_SET PROBLEM_: Scan the data for "left" and copy the lines it appears in.

_EXTRACTED MATERIAL_:
— start —
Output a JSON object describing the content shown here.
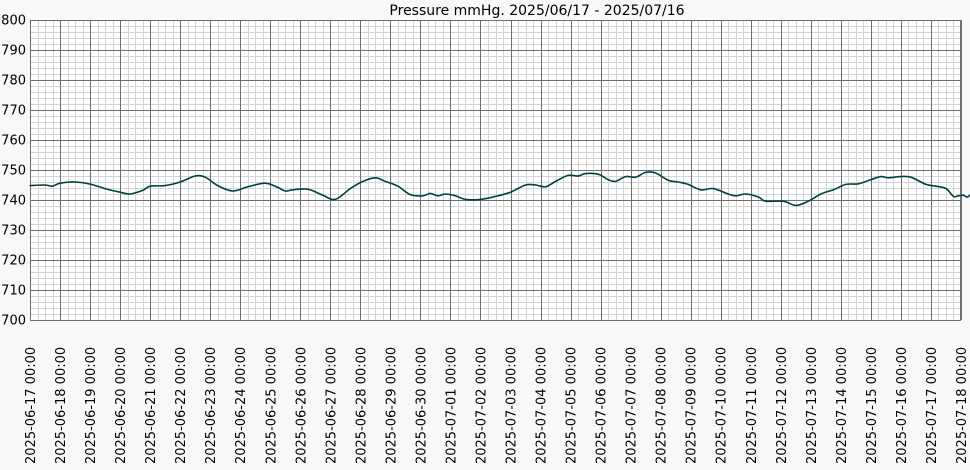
{
  "chart_data": {
    "type": "line",
    "title": "Pressure mmHg. 2025/06/17 - 2025/07/16",
    "ylim": [
      700,
      800
    ],
    "y_ticks": [
      "800",
      "790",
      "780",
      "770",
      "760",
      "750",
      "740",
      "730",
      "720",
      "710",
      "700"
    ],
    "x_tick_labels": [
      "2025-06-17 00:00",
      "2025-06-18 00:00",
      "2025-06-19 00:00",
      "2025-06-20 00:00",
      "2025-06-21 00:00",
      "2025-06-22 00:00",
      "2025-06-23 00:00",
      "2025-06-24 00:00",
      "2025-06-25 00:00",
      "2025-06-26 00:00",
      "2025-06-27 00:00",
      "2025-06-28 00:00",
      "2025-06-29 00:00",
      "2025-06-30 00:00",
      "2025-07-01 00:00",
      "2025-07-02 00:00",
      "2025-07-03 00:00",
      "2025-07-04 00:00",
      "2025-07-05 00:00",
      "2025-07-06 00:00",
      "2025-07-07 00:00",
      "2025-07-08 00:00",
      "2025-07-09 00:00",
      "2025-07-10 00:00",
      "2025-07-11 00:00",
      "2025-07-12 00:00",
      "2025-07-13 00:00",
      "2025-07-14 00:00",
      "2025-07-15 00:00",
      "2025-07-16 00:00",
      "2025-07-17 00:00",
      "2025-07-18 00:00"
    ],
    "xlim": [
      "2025-06-17 00:00",
      "2025-07-18 00:00"
    ],
    "grid": true,
    "series": [
      {
        "color": "#004040",
        "points": [
          [
            "2025-06-17 00:00",
            744.8
          ],
          [
            "2025-06-17 12:00",
            745.0
          ],
          [
            "2025-06-17 18:00",
            744.6
          ],
          [
            "2025-06-18 00:00",
            745.6
          ],
          [
            "2025-06-18 12:00",
            746.0
          ],
          [
            "2025-06-19 00:00",
            745.3
          ],
          [
            "2025-06-19 12:00",
            743.8
          ],
          [
            "2025-06-20 00:00",
            742.6
          ],
          [
            "2025-06-20 08:00",
            742.0
          ],
          [
            "2025-06-20 18:00",
            743.2
          ],
          [
            "2025-06-21 00:00",
            744.6
          ],
          [
            "2025-06-21 12:00",
            744.8
          ],
          [
            "2025-06-22 00:00",
            746.0
          ],
          [
            "2025-06-22 12:00",
            748.0
          ],
          [
            "2025-06-22 20:00",
            747.6
          ],
          [
            "2025-06-23 06:00",
            744.8
          ],
          [
            "2025-06-23 18:00",
            743.0
          ],
          [
            "2025-06-24 06:00",
            744.4
          ],
          [
            "2025-06-24 20:00",
            745.6
          ],
          [
            "2025-06-25 06:00",
            744.2
          ],
          [
            "2025-06-25 12:00",
            743.0
          ],
          [
            "2025-06-25 18:00",
            743.4
          ],
          [
            "2025-06-26 06:00",
            743.6
          ],
          [
            "2025-06-26 18:00",
            741.6
          ],
          [
            "2025-06-27 04:00",
            740.2
          ],
          [
            "2025-06-27 16:00",
            743.8
          ],
          [
            "2025-06-28 02:00",
            746.2
          ],
          [
            "2025-06-28 12:00",
            747.4
          ],
          [
            "2025-06-28 20:00",
            746.2
          ],
          [
            "2025-06-29 06:00",
            744.6
          ],
          [
            "2025-06-29 16:00",
            741.8
          ],
          [
            "2025-06-30 02:00",
            741.4
          ],
          [
            "2025-06-30 08:00",
            742.2
          ],
          [
            "2025-06-30 14:00",
            741.4
          ],
          [
            "2025-06-30 20:00",
            742.0
          ],
          [
            "2025-07-01 04:00",
            741.4
          ],
          [
            "2025-07-01 12:00",
            740.2
          ],
          [
            "2025-07-02 00:00",
            740.2
          ],
          [
            "2025-07-02 12:00",
            741.2
          ],
          [
            "2025-07-03 00:00",
            742.6
          ],
          [
            "2025-07-03 12:00",
            745.0
          ],
          [
            "2025-07-03 20:00",
            745.0
          ],
          [
            "2025-07-04 04:00",
            744.4
          ],
          [
            "2025-07-04 12:00",
            746.2
          ],
          [
            "2025-07-04 22:00",
            748.2
          ],
          [
            "2025-07-05 06:00",
            748.0
          ],
          [
            "2025-07-05 12:00",
            748.8
          ],
          [
            "2025-07-05 22:00",
            748.6
          ],
          [
            "2025-07-06 06:00",
            746.8
          ],
          [
            "2025-07-06 12:00",
            746.2
          ],
          [
            "2025-07-06 20:00",
            747.8
          ],
          [
            "2025-07-07 04:00",
            747.6
          ],
          [
            "2025-07-07 12:00",
            749.2
          ],
          [
            "2025-07-07 20:00",
            749.0
          ],
          [
            "2025-07-08 06:00",
            746.6
          ],
          [
            "2025-07-08 14:00",
            746.0
          ],
          [
            "2025-07-08 22:00",
            745.2
          ],
          [
            "2025-07-09 08:00",
            743.4
          ],
          [
            "2025-07-09 18:00",
            743.8
          ],
          [
            "2025-07-10 06:00",
            742.0
          ],
          [
            "2025-07-10 12:00",
            741.4
          ],
          [
            "2025-07-10 20:00",
            742.0
          ],
          [
            "2025-07-11 06:00",
            741.0
          ],
          [
            "2025-07-11 12:00",
            739.6
          ],
          [
            "2025-07-12 02:00",
            739.6
          ],
          [
            "2025-07-12 12:00",
            738.2
          ],
          [
            "2025-07-12 22:00",
            739.6
          ],
          [
            "2025-07-13 08:00",
            742.0
          ],
          [
            "2025-07-13 18:00",
            743.4
          ],
          [
            "2025-07-14 04:00",
            745.2
          ],
          [
            "2025-07-14 14:00",
            745.4
          ],
          [
            "2025-07-15 00:00",
            746.8
          ],
          [
            "2025-07-15 08:00",
            747.8
          ],
          [
            "2025-07-15 14:00",
            747.4
          ],
          [
            "2025-07-16 00:00",
            747.8
          ],
          [
            "2025-07-16 08:00",
            747.6
          ],
          [
            "2025-07-16 20:00",
            745.2
          ],
          [
            "2025-07-17 04:00",
            744.6
          ],
          [
            "2025-07-17 12:00",
            743.8
          ],
          [
            "2025-07-17 18:00",
            741.2
          ],
          [
            "2025-07-17 22:00",
            741.4
          ],
          [
            "2025-07-18 02:00",
            741.6
          ],
          [
            "2025-07-18 05:00",
            741.0
          ],
          [
            "2025-07-18 09:00",
            742.4
          ]
        ]
      }
    ],
    "style": {
      "background": "#f8f8f8",
      "plot_background": "#ffffff",
      "major_grid": "#707070",
      "minor_grid": "#d4d4d4",
      "line": "#004040"
    }
  }
}
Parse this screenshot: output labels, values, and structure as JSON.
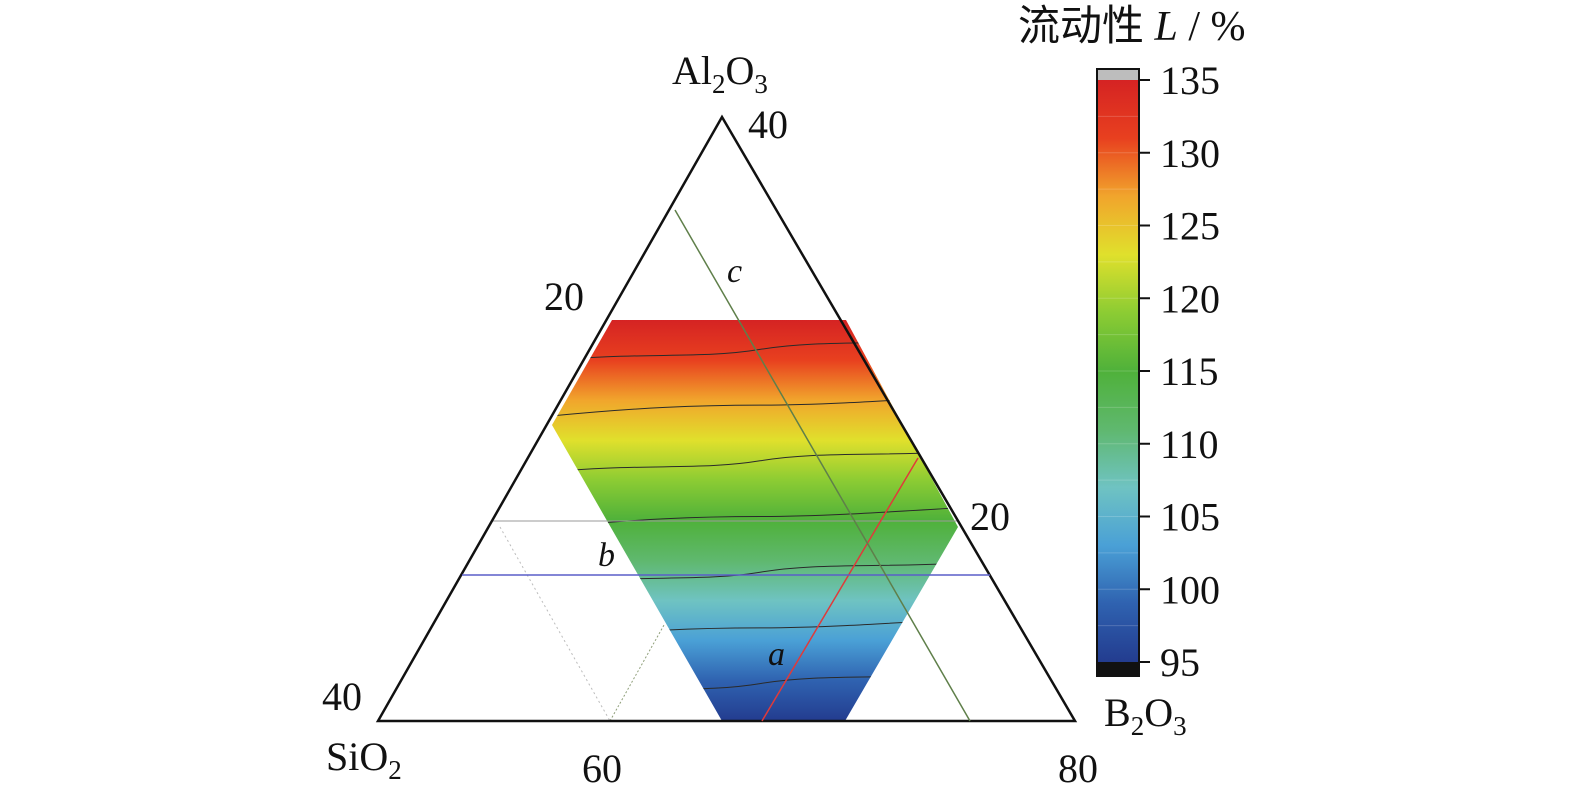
{
  "chart_data": {
    "type": "heatmap",
    "title": "流动性 L / %",
    "title_parts": {
      "prefix": "流动性 ",
      "var": "L",
      "unit": " / %"
    },
    "components": [
      {
        "name": "Al2O3",
        "base": "Al",
        "sub1": "2",
        "mid": "O",
        "sub2": "3",
        "vertex": "top"
      },
      {
        "name": "SiO2",
        "base": "SiO",
        "sub1": "2",
        "vertex": "bottom-left"
      },
      {
        "name": "B2O3",
        "base": "B",
        "sub1": "2",
        "mid": "O",
        "sub2": "3",
        "vertex": "bottom-right"
      }
    ],
    "ranges": {
      "Al2O3": [
        0,
        40
      ],
      "SiO2": [
        40,
        80
      ],
      "B2O3": [
        0,
        40
      ]
    },
    "tick_labels": [
      {
        "text": "40",
        "axis": "Al2O3",
        "where": "top-vertex"
      },
      {
        "text": "20",
        "axis": "Al2O3",
        "where": "left-edge-mid"
      },
      {
        "text": "40",
        "axis": "SiO2",
        "where": "bottom-left-vertex"
      },
      {
        "text": "20",
        "axis": "B2O3",
        "where": "right-edge-mid"
      },
      {
        "text": "60",
        "axis": "bottom",
        "where": "bottom-mid"
      },
      {
        "text": "80",
        "axis": "bottom",
        "where": "bottom-right-vertex"
      }
    ],
    "colorbar": {
      "min": 95,
      "max": 135,
      "ticks": [
        "135",
        "130",
        "125",
        "120",
        "115",
        "110",
        "105",
        "100",
        "95"
      ],
      "colors": [
        "#233c8f",
        "#2f62b0",
        "#4aa0d6",
        "#6fc3c2",
        "#5fb86e",
        "#4fb13a",
        "#8ccc33",
        "#e0e02c",
        "#f1a52c",
        "#e8401f",
        "#d52323"
      ],
      "under_color": "#111111",
      "over_color": "#bdbdbd"
    },
    "field": {
      "description_values": {
        "Al2O3_min": 0,
        "Al2O3_max": 18,
        "L_at_Al2O3_0": 97,
        "L_at_Al2O3_18": 133
      },
      "contours_L": [
        100,
        105,
        110,
        115,
        120,
        125,
        130
      ]
    },
    "lines": [
      {
        "label": "a",
        "color": "#e03a3a"
      },
      {
        "label": "b",
        "color": "#5a5fc8"
      },
      {
        "label": "c",
        "color": "#5f7f4a"
      }
    ]
  }
}
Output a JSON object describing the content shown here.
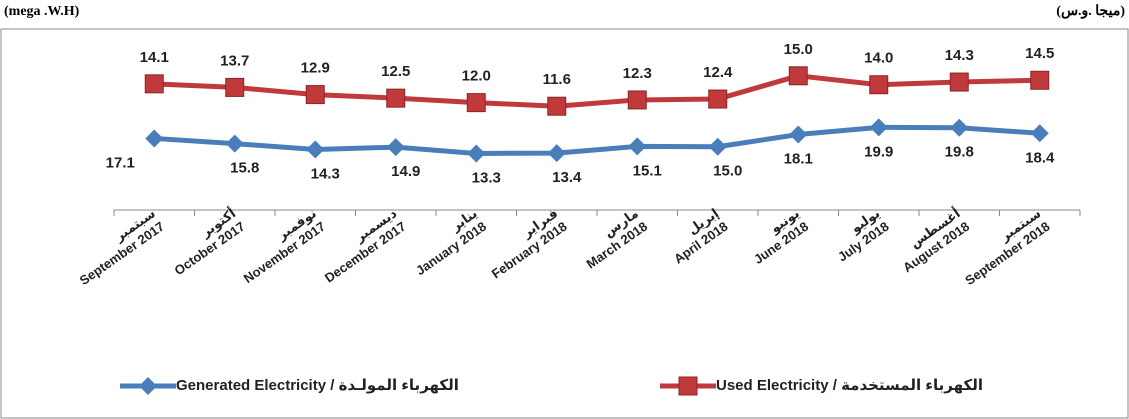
— end —
_OUTPUT FOR THIS TASK_:
        "vertex": "bottom-left"
        "where": "left-edge-mid"
        "where": "bottom-left-vertex"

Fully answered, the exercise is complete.